-- DATA FOR REVIEW follows --

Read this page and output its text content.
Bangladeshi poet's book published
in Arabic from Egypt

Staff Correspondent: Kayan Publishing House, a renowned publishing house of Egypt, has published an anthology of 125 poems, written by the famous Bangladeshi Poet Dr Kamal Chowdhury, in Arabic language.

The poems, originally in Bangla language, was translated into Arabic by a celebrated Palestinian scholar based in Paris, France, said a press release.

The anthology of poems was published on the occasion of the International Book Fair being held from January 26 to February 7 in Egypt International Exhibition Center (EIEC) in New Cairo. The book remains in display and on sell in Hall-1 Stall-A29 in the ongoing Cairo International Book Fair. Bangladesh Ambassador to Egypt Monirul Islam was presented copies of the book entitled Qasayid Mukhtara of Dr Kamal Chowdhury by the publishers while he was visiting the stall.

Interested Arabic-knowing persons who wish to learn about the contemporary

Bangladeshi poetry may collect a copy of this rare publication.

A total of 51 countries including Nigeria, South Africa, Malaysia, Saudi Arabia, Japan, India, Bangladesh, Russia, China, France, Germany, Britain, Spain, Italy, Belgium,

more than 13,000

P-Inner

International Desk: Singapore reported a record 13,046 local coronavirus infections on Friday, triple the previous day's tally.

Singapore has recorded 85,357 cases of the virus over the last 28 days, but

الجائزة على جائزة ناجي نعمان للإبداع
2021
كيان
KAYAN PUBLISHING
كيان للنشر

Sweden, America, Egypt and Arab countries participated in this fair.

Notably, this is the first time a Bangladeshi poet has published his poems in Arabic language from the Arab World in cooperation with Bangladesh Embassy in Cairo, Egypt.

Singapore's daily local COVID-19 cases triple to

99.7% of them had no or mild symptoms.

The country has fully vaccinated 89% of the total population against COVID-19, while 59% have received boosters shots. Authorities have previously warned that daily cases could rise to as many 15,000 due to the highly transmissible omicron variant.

-- DATA FOR REVIEW concluded --

» YOUR GOAL:
Start to finish, copy the material out exactly.

» WRITTEN ANSWER:
Read this page and output its text content.
Bangladeshi poet's book published
in Arabic from Egypt

Staff Correspondent: Kayan Publishing House, a renowned publishing house of Egypt, has published an anthology of 125 poems, written by the famous Bangladeshi Poet Dr Kamal Chowdhury, in Arabic language.

The poems, originally in Bangla language, was translated into Arabic by a celebrated Palestinian scholar based in Paris, France, said a press release.

The anthology of poems was published on the occasion of the International Book Fair being held from January 26 to February 7 in Egypt International Exhibition Center (EIEC) in New Cairo. The book remains in display and on sell in Hall-1 Stall-A29 in the ongoing Cairo International Book Fair. Bangladesh Ambassador to Egypt Monirul Islam was presented copies of the book entitled Qasayid Mukhtara of Dr Kamal Chowdhury by the publishers while he was visiting the stall.

Interested Arabic-knowing persons who wish to learn about the contemporary

Bangladeshi poetry may collect a copy of this rare publication.

A total of 51 countries including Nigeria, South Africa, Malaysia, Saudi Arabia, Japan, India, Bangladesh, Russia, China, France, Germany, Britain, Spain, Italy, Belgium,

more than 13,000

P-Inner

International Desk: Singapore reported a record 13,046 local coronavirus infections on Friday, triple the previous day's tally.

Singapore has recorded 85,357 cases of the virus over the last 28 days, but

الجائزة على جائزة ناجي نعمان للإبداع
2021
كيان
KAYAN PUBLISHING
كيان للنشر

Sweden, America, Egypt and Arab countries participated in this fair.

Notably, this is the first time a Bangladeshi poet has published his poems in Arabic language from the Arab World in cooperation with Bangladesh Embassy in Cairo, Egypt.

Singapore's daily local COVID-19 cases triple to

99.7% of them had no or mild symptoms.

The country has fully vaccinated 89% of the total population against COVID-19, while 59% have received boosters shots. Authorities have previously warned that daily cases could rise to as many 15,000 due to the highly transmissible omicron variant.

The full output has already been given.